#### [Work to complete]
Pick out every line of the entries below where "JSON" occurs, and copy those lines.

#### [Recorded information]
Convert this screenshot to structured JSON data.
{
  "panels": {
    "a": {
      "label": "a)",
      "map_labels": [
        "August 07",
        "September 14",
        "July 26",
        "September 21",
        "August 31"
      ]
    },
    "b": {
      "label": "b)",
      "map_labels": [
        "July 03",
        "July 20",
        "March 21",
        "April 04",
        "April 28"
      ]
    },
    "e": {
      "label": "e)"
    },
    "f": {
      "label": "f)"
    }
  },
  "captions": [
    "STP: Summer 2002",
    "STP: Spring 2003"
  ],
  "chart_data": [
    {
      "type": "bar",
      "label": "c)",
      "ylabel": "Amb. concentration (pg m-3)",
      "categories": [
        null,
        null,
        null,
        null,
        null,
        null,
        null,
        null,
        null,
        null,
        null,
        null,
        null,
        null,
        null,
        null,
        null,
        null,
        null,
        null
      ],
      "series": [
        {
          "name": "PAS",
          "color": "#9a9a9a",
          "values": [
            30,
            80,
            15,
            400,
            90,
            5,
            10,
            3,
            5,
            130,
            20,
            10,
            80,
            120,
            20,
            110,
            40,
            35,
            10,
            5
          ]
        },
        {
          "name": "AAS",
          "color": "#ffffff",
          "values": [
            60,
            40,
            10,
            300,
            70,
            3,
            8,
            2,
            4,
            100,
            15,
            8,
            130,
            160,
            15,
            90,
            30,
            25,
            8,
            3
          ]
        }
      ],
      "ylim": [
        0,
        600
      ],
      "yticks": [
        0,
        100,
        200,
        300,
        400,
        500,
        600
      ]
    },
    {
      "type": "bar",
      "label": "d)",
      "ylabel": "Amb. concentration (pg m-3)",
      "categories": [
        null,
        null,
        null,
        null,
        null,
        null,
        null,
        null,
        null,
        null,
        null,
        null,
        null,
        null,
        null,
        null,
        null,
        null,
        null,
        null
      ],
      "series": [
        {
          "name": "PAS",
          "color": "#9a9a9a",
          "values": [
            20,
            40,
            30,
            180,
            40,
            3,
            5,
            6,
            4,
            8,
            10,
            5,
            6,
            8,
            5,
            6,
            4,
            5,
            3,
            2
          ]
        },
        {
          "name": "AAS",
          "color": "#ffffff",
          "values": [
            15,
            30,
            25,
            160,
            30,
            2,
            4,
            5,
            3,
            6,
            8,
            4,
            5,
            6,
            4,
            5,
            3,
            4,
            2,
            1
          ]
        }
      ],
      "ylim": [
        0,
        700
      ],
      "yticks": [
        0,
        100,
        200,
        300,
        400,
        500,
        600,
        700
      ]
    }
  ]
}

--

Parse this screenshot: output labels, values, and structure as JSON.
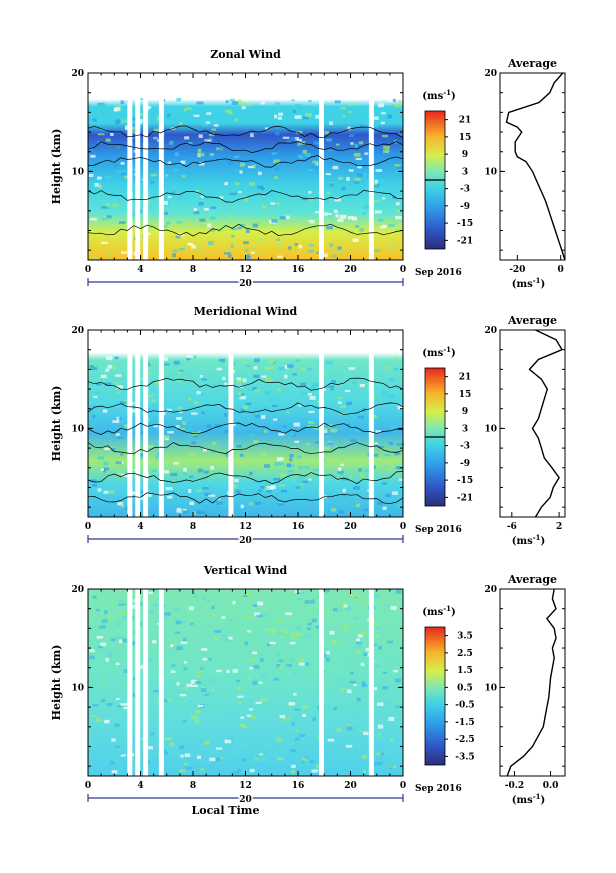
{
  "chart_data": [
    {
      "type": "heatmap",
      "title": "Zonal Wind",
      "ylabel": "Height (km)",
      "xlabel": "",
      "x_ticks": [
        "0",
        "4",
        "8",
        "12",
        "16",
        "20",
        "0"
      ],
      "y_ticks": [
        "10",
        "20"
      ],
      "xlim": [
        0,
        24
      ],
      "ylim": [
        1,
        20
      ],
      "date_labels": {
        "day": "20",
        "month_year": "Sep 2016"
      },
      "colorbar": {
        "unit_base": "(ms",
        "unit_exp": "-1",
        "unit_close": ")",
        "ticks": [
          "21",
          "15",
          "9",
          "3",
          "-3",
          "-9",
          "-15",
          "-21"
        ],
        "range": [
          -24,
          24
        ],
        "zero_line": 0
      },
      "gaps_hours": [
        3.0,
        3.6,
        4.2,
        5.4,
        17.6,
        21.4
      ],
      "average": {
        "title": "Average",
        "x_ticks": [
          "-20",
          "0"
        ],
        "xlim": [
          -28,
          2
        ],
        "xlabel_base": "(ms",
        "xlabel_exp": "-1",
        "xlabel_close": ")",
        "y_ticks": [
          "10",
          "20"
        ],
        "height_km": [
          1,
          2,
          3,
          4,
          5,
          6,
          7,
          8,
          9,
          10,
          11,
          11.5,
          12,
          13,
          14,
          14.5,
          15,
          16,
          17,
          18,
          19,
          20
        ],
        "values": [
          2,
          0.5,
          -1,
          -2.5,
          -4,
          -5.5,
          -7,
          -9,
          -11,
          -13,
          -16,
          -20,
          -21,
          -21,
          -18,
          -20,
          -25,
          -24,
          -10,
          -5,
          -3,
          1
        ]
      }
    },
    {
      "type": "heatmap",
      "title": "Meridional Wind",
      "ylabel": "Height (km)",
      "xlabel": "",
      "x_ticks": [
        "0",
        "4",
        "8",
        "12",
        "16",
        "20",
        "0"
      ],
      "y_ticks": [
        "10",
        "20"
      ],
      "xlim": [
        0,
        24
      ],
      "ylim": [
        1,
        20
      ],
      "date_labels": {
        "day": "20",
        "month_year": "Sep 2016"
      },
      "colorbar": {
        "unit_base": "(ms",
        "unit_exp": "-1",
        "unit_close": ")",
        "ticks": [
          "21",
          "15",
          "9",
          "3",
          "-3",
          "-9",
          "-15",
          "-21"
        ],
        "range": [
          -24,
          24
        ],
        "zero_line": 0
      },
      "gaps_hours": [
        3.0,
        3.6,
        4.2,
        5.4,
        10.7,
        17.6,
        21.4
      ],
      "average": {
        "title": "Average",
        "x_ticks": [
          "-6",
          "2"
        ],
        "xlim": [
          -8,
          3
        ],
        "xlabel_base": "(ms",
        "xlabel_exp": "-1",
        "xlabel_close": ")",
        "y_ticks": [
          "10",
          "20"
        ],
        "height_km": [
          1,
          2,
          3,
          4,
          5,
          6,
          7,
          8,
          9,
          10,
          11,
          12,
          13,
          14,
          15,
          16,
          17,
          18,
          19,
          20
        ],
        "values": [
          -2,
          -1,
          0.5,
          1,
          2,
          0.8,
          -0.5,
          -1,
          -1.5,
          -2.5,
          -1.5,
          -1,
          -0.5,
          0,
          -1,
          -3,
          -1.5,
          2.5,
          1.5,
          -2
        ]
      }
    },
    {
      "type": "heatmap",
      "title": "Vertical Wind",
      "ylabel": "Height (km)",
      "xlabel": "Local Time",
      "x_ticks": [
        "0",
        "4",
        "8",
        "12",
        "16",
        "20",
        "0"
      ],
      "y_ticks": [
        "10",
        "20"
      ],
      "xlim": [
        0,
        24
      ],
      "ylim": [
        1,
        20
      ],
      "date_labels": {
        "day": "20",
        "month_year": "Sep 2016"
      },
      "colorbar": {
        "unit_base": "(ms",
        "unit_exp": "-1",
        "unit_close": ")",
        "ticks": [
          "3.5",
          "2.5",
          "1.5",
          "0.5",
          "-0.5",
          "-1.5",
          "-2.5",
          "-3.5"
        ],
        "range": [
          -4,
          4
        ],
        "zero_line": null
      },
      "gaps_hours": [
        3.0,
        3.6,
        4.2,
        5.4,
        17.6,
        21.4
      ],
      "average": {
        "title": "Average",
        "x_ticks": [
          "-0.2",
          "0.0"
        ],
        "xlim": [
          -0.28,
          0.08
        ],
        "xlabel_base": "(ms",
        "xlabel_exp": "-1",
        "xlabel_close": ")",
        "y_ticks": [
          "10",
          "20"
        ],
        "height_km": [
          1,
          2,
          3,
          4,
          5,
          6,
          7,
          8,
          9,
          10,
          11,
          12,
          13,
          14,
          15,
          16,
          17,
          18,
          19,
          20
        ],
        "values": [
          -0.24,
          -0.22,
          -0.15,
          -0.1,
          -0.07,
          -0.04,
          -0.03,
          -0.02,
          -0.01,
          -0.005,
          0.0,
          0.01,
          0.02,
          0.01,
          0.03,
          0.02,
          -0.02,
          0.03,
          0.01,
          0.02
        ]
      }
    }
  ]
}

#### [Correct response]
Convert this screenshot to structured JSON data.
Parse this screenshot: output labels, values, and structure as JSON.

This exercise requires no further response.